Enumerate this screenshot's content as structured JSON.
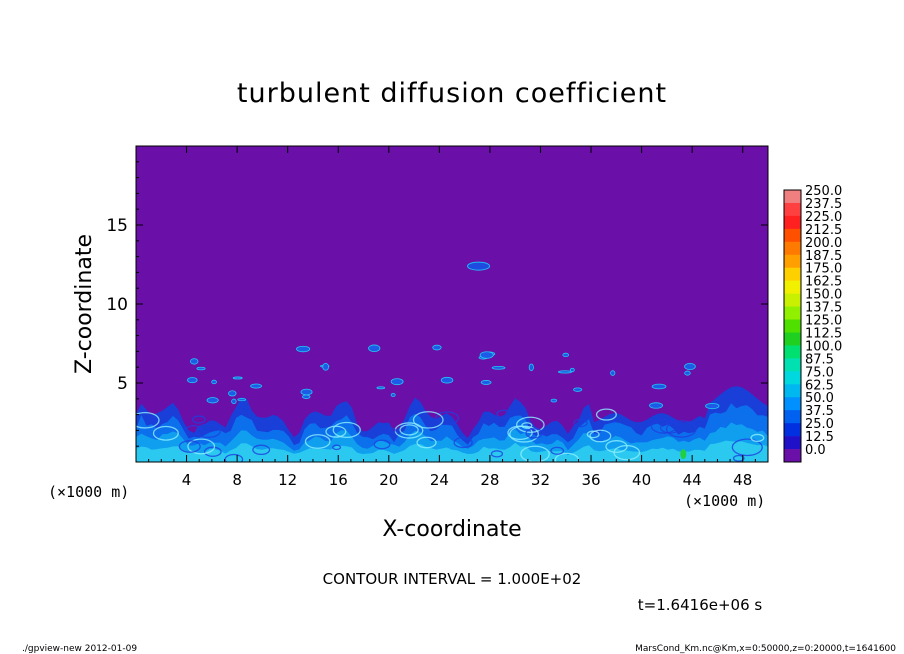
{
  "chart_data": {
    "type": "heatmap",
    "title": "turbulent diffusion coefficient",
    "xlabel": "X-coordinate",
    "ylabel": "Z-coordinate",
    "x_unit": "(×1000 m)",
    "y_unit": "(×1000 m)",
    "xlim": [
      0,
      50
    ],
    "ylim": [
      0,
      20
    ],
    "x_ticks": [
      4,
      8,
      12,
      16,
      20,
      24,
      28,
      32,
      36,
      40,
      44,
      48
    ],
    "y_ticks": [
      5,
      10,
      15
    ],
    "colorbar": {
      "levels": [
        "250.0",
        "237.5",
        "225.0",
        "212.5",
        "200.0",
        "187.5",
        "175.0",
        "162.5",
        "150.0",
        "137.5",
        "125.0",
        "112.5",
        "100.0",
        "87.5",
        "75.0",
        "62.5",
        "50.0",
        "37.5",
        "25.0",
        "12.5",
        "0.0"
      ],
      "colors": [
        "#f08080",
        "#ff4040",
        "#ff2020",
        "#ff5000",
        "#ff7a00",
        "#ffa000",
        "#ffd000",
        "#f0f000",
        "#c8f000",
        "#90f000",
        "#50e000",
        "#20d020",
        "#00e070",
        "#00e0b0",
        "#00d8e0",
        "#00b8f0",
        "#0090ff",
        "#0060f0",
        "#0030e0",
        "#2010c8",
        "#6a0fa8"
      ]
    },
    "contour_interval": "CONTOUR INTERVAL = 1.000E+02",
    "time_label": "t=1.6416e+06 s",
    "background_color": "#6a0fa8"
  },
  "footer": {
    "left": "./gpview-new   2012-01-09",
    "right": "MarsCond_Km.nc@Km,x=0:50000,z=0:20000,t=1641600"
  }
}
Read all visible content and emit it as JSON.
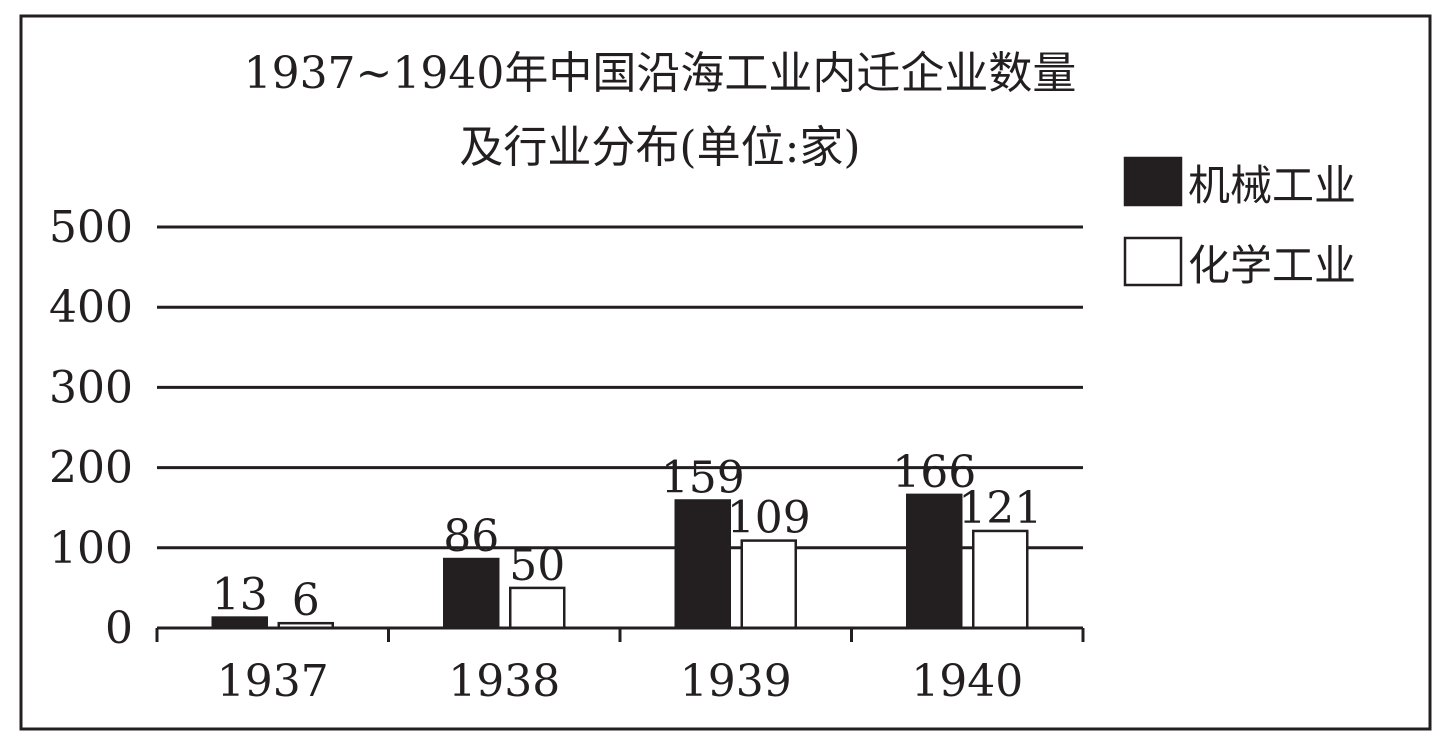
{
  "chart_data": {
    "type": "bar",
    "title": "1937~1940年中国沿海工业内迁企业数量",
    "subtitle": "及行业分布(单位:家)",
    "categories": [
      "1937",
      "1938",
      "1939",
      "1940"
    ],
    "series": [
      {
        "name": "机械工业",
        "values": [
          13,
          86,
          159,
          166
        ],
        "color": "#231f20"
      },
      {
        "name": "化学工业",
        "values": [
          6,
          50,
          109,
          121
        ],
        "color": "#ffffff"
      }
    ],
    "yticks": [
      0,
      100,
      200,
      300,
      400,
      500
    ],
    "ylim": [
      0,
      500
    ],
    "grid": true,
    "legend_position": "top-right",
    "xlabel": "",
    "ylabel": ""
  }
}
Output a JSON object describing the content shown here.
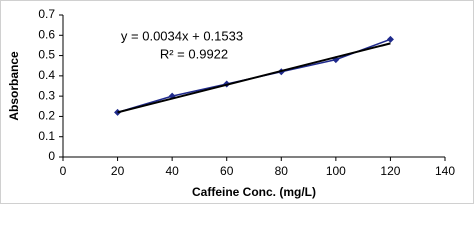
{
  "chart_data": {
    "type": "scatter",
    "x_label": "Caffeine Conc. (mg/L)",
    "y_label": "Absorbance",
    "annotations": [
      "y = 0.0034x + 0.1533",
      "R² = 0.9922"
    ],
    "xlim": [
      0,
      140
    ],
    "xticks": [
      0,
      20,
      40,
      60,
      80,
      100,
      120,
      140
    ],
    "ylim": [
      0,
      0.7
    ],
    "yticks": [
      0,
      0.1,
      0.2,
      0.3,
      0.4,
      0.5,
      0.6,
      0.7
    ],
    "series": [
      {
        "color": "#1f2a8c",
        "x": [
          20,
          40,
          60,
          80,
          100,
          120
        ],
        "values": [
          0.22,
          0.3,
          0.36,
          0.42,
          0.48,
          0.58
        ]
      }
    ],
    "trendline": {
      "color": "#000000",
      "x": [
        20,
        120
      ],
      "values": [
        0.22,
        0.56
      ]
    }
  }
}
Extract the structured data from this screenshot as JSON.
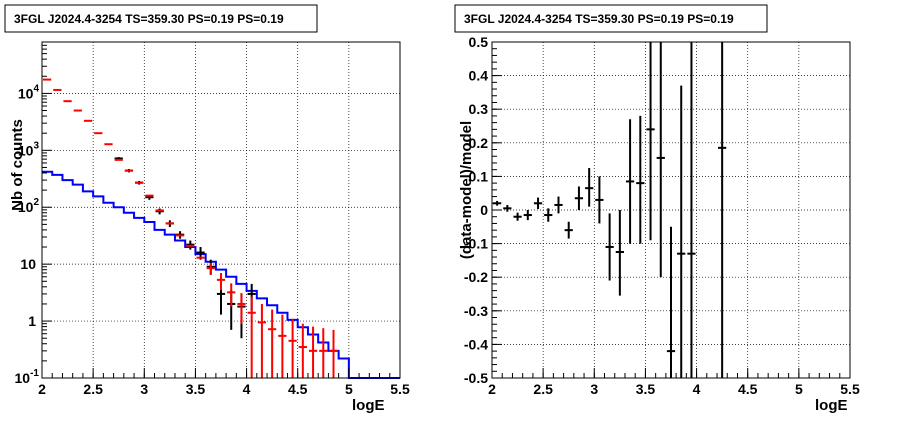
{
  "chart_data": [
    {
      "type": "scatter",
      "title": "3FGL J2024.4-3254 TS=359.30 PS=0.19 PS=0.19",
      "xlabel": "logE",
      "ylabel": "Nb of counts",
      "xlim": [
        2,
        5.5
      ],
      "ylim": [
        0.1,
        80000
      ],
      "yscale": "log",
      "grid": true,
      "x_ticks": [
        "2",
        "2.5",
        "3",
        "3.5",
        "4",
        "4.5",
        "5",
        "5.5"
      ],
      "y_ticks": [
        {
          "v": 0.1,
          "label": "10",
          "exp": "-1"
        },
        {
          "v": 1,
          "label": "1",
          "exp": ""
        },
        {
          "v": 10,
          "label": "10",
          "exp": ""
        },
        {
          "v": 100,
          "label": "10",
          "exp": "2"
        },
        {
          "v": 1000,
          "label": "10",
          "exp": "3"
        },
        {
          "v": 10000,
          "label": "10",
          "exp": "4"
        }
      ],
      "x_bin_width": 0.1,
      "series": [
        {
          "color": "#0000ff",
          "style": "step",
          "x": [
            2.05,
            2.15,
            2.25,
            2.35,
            2.45,
            2.55,
            2.65,
            2.75,
            2.85,
            2.95,
            3.05,
            3.15,
            3.25,
            3.35,
            3.45,
            3.55,
            3.65,
            3.75,
            3.85,
            3.95,
            4.05,
            4.15,
            4.25,
            4.35,
            4.45,
            4.55,
            4.65,
            4.75,
            4.85,
            4.95,
            5.05,
            5.15,
            5.25,
            5.35,
            5.45
          ],
          "y": [
            420,
            370,
            300,
            250,
            190,
            155,
            120,
            100,
            80,
            65,
            55,
            40,
            33,
            26,
            20,
            15,
            11,
            8,
            6,
            4.5,
            3.4,
            2.5,
            1.9,
            1.4,
            1.05,
            0.78,
            0.58,
            0.42,
            0.3,
            0.22,
            0.1,
            0.1,
            0.1,
            0.1,
            0.1
          ]
        },
        {
          "color": "#000000",
          "style": "errorbar",
          "x": [
            2.75,
            2.85,
            2.95,
            3.05,
            3.15,
            3.25,
            3.35,
            3.45,
            3.55,
            3.65,
            3.75,
            3.85,
            3.95,
            4.05
          ],
          "y": [
            720,
            440,
            270,
            150,
            85,
            52,
            33,
            22,
            16,
            9,
            3,
            2,
            1.8,
            3
          ],
          "ylo": [
            680,
            410,
            250,
            135,
            75,
            45,
            28,
            18,
            12,
            6.5,
            1.3,
            0.7,
            0.5,
            1.5
          ],
          "yhi": [
            760,
            470,
            290,
            165,
            95,
            59,
            38,
            26,
            20,
            12,
            5,
            3.5,
            3,
            4.5
          ]
        },
        {
          "color": "#ff0000",
          "style": "errorbar",
          "x": [
            2.05,
            2.15,
            2.25,
            2.35,
            2.45,
            2.55,
            2.65,
            2.75,
            2.85,
            2.95,
            3.05,
            3.15,
            3.25,
            3.35,
            3.45,
            3.55,
            3.65,
            3.75,
            3.85,
            3.95,
            4.05,
            4.15,
            4.25,
            4.35,
            4.45,
            4.55,
            4.65,
            4.75,
            4.85
          ],
          "y": [
            17500,
            11500,
            7300,
            5000,
            3300,
            2000,
            1280,
            680,
            440,
            270,
            160,
            88,
            52,
            32,
            21,
            13,
            8.5,
            5.3,
            3.2,
            2,
            1.4,
            0.95,
            0.72,
            0.55,
            0.45,
            0.35,
            0.3,
            0.3,
            0.3
          ],
          "ylo": [
            17500,
            11500,
            7300,
            5000,
            3300,
            2000,
            1280,
            680,
            440,
            270,
            160,
            88,
            52,
            32,
            21,
            13,
            6.5,
            3.5,
            1.8,
            0.9,
            0.1,
            0.1,
            0.1,
            0.1,
            0.1,
            0.1,
            0.1,
            0.1,
            0.1
          ],
          "yhi": [
            17500,
            11500,
            7300,
            5000,
            3300,
            2000,
            1280,
            680,
            440,
            270,
            160,
            88,
            52,
            32,
            21,
            13,
            10.5,
            7,
            4.6,
            3.1,
            2.7,
            2,
            1.6,
            1.3,
            1.1,
            0.9,
            0.8,
            0.75,
            0.7
          ]
        }
      ]
    },
    {
      "type": "scatter",
      "title": "3FGL J2024.4-3254 TS=359.30 PS=0.19 PS=0.19",
      "xlabel": "logE",
      "ylabel": "(data-model)/model",
      "xlim": [
        2,
        5.5
      ],
      "ylim": [
        -0.5,
        0.5
      ],
      "yscale": "linear",
      "grid": true,
      "x_ticks": [
        "2",
        "2.5",
        "3",
        "3.5",
        "4",
        "4.5",
        "5",
        "5.5"
      ],
      "y_ticks": [
        "-0.5",
        "-0.4",
        "-0.3",
        "-0.2",
        "-0.1",
        "0",
        "0.1",
        "0.2",
        "0.3",
        "0.4",
        "0.5"
      ],
      "x_bin_width": 0.1,
      "series": [
        {
          "color": "#000000",
          "style": "errorbar",
          "x": [
            2.05,
            2.15,
            2.25,
            2.35,
            2.45,
            2.55,
            2.65,
            2.75,
            2.85,
            2.95,
            3.05,
            3.15,
            3.25,
            3.35,
            3.45,
            3.55,
            3.65,
            3.75,
            3.85,
            3.95,
            4.25
          ],
          "y": [
            0.02,
            0.005,
            -0.02,
            -0.015,
            0.02,
            -0.015,
            0.015,
            -0.06,
            0.035,
            0.065,
            0.03,
            -0.11,
            -0.125,
            0.085,
            0.08,
            0.24,
            0.155,
            -0.42,
            -0.13,
            -0.13,
            0.185
          ],
          "ylo": [
            0.013,
            -0.005,
            -0.032,
            -0.03,
            0.003,
            -0.035,
            -0.01,
            -0.085,
            0.0,
            0.01,
            -0.04,
            -0.21,
            -0.255,
            -0.1,
            -0.1,
            -0.09,
            -0.2,
            -0.5,
            -0.5,
            -0.5,
            -0.5
          ],
          "yhi": [
            0.027,
            0.015,
            -0.008,
            0.0,
            0.037,
            0.005,
            0.04,
            -0.035,
            0.07,
            0.125,
            0.1,
            -0.01,
            0.0,
            0.27,
            0.28,
            0.5,
            0.5,
            -0.05,
            0.37,
            0.5,
            0.5
          ]
        }
      ]
    }
  ]
}
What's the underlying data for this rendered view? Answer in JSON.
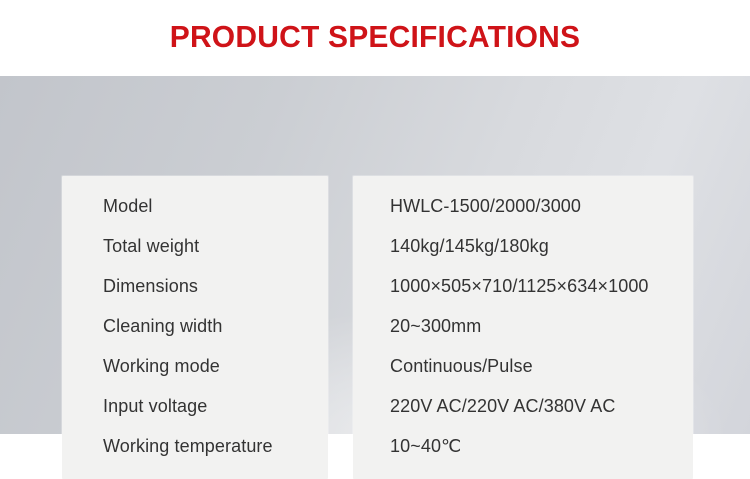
{
  "header": {
    "title": "PRODUCT SPECIFICATIONS"
  },
  "spec_table": {
    "rows": [
      {
        "label": "Model",
        "value": "HWLC-1500/2000/3000"
      },
      {
        "label": "Total weight",
        "value": "140kg/145kg/180kg"
      },
      {
        "label": "Dimensions",
        "value": "1000×505×710/1125×634×1000"
      },
      {
        "label": "Cleaning width",
        "value": "20~300mm"
      },
      {
        "label": "Working mode",
        "value": "Continuous/Pulse"
      },
      {
        "label": "Input voltage",
        "value": "220V AC/220V AC/380V AC"
      },
      {
        "label": "Working temperature",
        "value": "10~40℃"
      }
    ]
  },
  "colors": {
    "accent_red": "#cf1318",
    "stage_gray": "#ccced4",
    "card_bg": "#f2f2f1",
    "text": "#333333"
  }
}
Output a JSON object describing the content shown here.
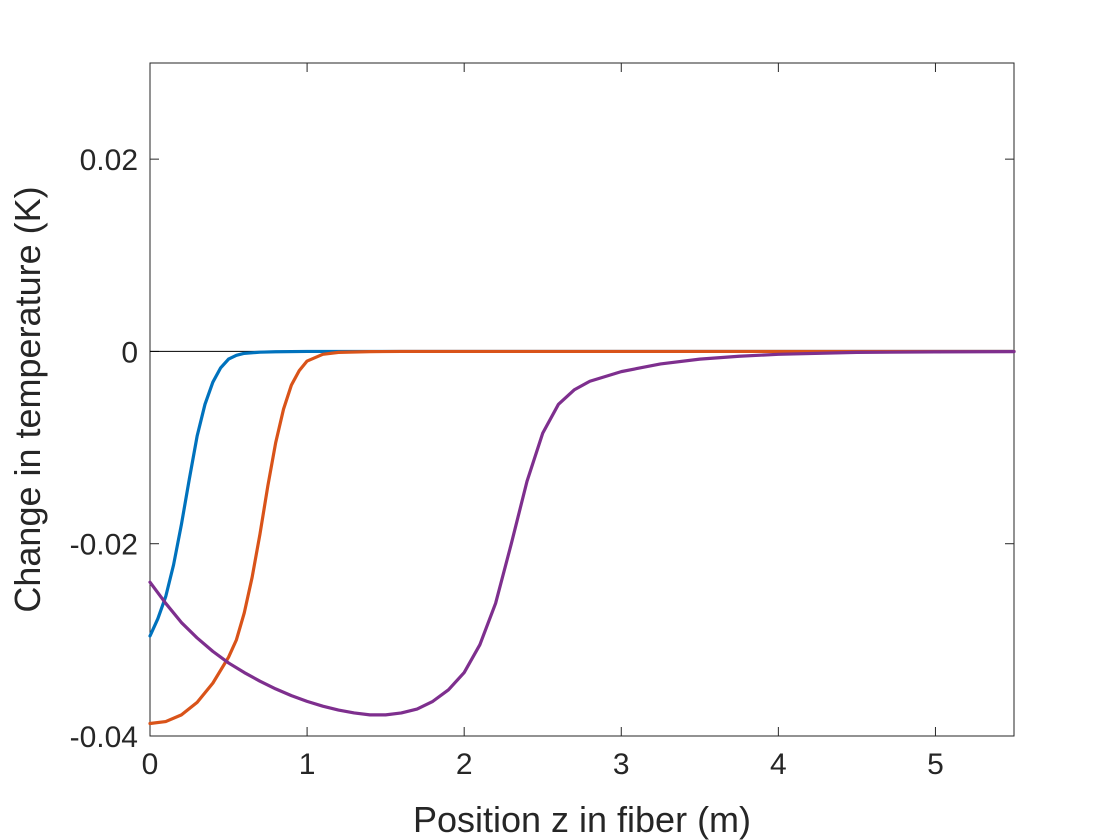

★ ★ ★

Pull out all lines containing the word "type" from the entries above.

    "type": "heatmap",
    "type": "bar",
    "type": "scatter",
      "type": "scatter",
      "type": "scatter",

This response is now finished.